- _Stored rows_:
--------------------

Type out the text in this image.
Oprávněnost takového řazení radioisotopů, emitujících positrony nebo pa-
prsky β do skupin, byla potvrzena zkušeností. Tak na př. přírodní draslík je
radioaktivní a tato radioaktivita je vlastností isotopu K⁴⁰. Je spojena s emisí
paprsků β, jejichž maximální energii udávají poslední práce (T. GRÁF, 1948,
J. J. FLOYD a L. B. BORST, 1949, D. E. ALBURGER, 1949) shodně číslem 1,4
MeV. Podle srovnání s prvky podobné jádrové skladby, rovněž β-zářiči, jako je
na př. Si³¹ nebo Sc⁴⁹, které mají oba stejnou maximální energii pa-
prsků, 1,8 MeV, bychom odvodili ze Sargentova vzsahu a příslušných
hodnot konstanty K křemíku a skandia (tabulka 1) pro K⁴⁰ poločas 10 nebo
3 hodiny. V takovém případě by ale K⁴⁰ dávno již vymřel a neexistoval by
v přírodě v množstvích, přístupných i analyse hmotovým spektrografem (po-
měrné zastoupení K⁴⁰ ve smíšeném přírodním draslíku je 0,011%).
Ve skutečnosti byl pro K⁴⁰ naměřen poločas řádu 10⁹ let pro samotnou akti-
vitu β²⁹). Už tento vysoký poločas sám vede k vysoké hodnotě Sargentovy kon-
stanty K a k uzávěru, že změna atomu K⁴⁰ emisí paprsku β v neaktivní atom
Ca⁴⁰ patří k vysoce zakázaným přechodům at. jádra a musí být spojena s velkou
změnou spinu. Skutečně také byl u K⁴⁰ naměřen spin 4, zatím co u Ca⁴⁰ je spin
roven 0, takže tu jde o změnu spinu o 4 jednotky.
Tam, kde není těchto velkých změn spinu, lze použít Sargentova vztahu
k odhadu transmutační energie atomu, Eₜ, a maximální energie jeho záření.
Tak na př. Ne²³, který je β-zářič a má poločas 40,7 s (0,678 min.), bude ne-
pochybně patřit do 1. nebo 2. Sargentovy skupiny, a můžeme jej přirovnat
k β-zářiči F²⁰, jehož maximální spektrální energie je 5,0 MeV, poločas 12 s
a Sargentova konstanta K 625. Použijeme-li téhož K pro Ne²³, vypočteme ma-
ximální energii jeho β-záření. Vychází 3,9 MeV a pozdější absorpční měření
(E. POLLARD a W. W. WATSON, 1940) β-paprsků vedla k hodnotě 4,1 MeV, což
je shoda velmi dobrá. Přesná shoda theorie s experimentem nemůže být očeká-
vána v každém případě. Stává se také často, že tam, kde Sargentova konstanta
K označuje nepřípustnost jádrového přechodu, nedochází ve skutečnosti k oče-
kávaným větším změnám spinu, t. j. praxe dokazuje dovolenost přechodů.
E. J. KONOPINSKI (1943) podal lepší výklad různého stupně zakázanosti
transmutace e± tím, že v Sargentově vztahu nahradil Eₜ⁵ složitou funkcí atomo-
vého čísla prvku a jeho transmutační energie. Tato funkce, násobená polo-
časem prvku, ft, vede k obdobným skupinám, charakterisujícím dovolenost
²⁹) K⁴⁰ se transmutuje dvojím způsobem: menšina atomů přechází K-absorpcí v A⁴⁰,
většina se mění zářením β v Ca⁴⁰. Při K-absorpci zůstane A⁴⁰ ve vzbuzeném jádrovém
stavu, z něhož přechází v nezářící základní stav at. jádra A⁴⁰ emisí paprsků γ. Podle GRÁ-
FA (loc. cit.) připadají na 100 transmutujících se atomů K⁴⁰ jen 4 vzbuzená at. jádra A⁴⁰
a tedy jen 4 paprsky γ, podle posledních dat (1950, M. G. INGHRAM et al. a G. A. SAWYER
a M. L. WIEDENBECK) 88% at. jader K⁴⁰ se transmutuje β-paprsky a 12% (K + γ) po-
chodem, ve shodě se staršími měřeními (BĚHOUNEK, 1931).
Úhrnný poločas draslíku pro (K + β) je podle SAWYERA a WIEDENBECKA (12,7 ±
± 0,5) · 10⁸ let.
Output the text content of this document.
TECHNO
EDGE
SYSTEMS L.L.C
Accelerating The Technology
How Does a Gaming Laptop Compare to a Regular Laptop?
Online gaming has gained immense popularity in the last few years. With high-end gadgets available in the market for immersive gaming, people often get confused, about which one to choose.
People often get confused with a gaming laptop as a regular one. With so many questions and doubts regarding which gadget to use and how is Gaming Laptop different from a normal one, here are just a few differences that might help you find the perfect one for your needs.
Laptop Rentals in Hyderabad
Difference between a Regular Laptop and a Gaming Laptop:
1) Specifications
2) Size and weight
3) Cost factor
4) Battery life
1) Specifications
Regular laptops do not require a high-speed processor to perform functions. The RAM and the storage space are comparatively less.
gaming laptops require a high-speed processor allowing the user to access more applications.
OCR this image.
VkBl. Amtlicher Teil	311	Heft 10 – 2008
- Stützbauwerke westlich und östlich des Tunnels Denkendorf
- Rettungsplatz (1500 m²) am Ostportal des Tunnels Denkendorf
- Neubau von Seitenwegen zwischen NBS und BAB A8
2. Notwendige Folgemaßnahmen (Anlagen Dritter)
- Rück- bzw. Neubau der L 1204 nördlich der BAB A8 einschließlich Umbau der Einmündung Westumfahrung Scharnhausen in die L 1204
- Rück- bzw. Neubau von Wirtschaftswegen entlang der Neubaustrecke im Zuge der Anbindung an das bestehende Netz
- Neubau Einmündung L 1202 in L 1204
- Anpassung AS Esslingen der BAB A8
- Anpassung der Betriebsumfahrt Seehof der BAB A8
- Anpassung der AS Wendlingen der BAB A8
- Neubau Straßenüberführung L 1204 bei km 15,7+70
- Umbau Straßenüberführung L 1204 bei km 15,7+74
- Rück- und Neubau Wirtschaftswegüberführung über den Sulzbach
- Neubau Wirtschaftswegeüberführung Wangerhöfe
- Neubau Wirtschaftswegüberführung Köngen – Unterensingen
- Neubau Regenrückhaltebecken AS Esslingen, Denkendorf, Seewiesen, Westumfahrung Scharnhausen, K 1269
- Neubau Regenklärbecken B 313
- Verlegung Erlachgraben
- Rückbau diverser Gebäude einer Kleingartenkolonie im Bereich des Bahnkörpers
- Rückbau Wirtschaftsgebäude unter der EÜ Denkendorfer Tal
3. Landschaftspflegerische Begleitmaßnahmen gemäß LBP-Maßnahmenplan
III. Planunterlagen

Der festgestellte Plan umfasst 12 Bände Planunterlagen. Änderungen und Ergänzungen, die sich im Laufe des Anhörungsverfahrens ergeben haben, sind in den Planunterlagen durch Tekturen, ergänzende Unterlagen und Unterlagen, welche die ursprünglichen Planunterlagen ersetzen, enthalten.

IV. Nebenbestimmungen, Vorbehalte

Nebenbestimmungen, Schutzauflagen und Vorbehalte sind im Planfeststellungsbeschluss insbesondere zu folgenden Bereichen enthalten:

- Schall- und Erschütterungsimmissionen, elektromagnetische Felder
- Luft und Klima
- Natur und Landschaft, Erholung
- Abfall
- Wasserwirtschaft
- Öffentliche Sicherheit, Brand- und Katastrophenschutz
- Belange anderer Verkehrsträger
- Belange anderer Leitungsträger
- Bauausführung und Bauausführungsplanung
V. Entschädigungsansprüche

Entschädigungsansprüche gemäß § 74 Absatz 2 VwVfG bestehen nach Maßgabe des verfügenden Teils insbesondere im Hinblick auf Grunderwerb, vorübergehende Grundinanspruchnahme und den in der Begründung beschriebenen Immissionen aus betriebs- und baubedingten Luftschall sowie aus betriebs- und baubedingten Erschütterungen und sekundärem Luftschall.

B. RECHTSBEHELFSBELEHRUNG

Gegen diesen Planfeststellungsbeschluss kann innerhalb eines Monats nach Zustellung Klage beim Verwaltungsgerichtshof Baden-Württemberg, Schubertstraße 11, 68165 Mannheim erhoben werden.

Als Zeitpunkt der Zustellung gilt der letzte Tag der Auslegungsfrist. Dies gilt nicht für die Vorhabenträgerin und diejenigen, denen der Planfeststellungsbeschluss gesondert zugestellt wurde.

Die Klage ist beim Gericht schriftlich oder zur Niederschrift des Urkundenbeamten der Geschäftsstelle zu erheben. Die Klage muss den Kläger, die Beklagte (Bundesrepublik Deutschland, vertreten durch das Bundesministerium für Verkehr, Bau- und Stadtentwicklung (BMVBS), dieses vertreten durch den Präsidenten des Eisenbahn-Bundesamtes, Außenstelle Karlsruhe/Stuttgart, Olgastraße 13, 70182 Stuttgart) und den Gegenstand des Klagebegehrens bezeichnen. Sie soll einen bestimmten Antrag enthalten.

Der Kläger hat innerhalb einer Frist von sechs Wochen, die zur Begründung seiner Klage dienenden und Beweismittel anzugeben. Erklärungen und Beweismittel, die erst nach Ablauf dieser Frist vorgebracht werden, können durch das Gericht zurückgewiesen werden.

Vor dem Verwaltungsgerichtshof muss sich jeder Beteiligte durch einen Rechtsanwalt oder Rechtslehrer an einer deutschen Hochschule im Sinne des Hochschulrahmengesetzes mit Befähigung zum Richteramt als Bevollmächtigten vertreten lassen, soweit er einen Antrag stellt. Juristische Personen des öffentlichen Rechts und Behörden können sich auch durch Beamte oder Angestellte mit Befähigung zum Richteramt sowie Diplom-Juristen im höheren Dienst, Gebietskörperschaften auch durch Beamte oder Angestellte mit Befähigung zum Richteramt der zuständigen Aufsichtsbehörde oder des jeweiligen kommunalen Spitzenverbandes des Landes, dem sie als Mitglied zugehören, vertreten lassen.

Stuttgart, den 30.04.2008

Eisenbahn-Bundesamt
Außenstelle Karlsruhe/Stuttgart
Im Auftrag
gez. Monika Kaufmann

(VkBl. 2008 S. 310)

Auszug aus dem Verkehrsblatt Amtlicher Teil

--------------------

- _Task directions_: Copy every line from the records above that contains the word "Neubau".

- _Task solution_:
- Neubau von Seitenwegen zwischen NBS und BAB A8
- Rück- bzw. Neubau der L 1204 nördlich der BAB A8 einschließlich Umbau der Einmündung Westumfahrung Scharnhausen in die L 1204
- Rück- bzw. Neubau von Wirtschaftswegen entlang der Neubaustrecke im Zuge der Anbindung an das bestehende Netz
- Neubau Einmündung L 1202 in L 1204
- Neubau Straßenüberführung L 1204 bei km 15,7+70
- Rück- und Neubau Wirtschaftswegüberführung über den Sulzbach
- Neubau Wirtschaftswegeüberführung Wangerhöfe
- Neubau Wirtschaftswegüberführung Köngen – Unterensingen
- Neubau Regenrückhaltebecken AS Esslingen, Denkendorf, Seewiesen, Westumfahrung Scharnhausen, K 1269
- Neubau Regenklärbecken B 313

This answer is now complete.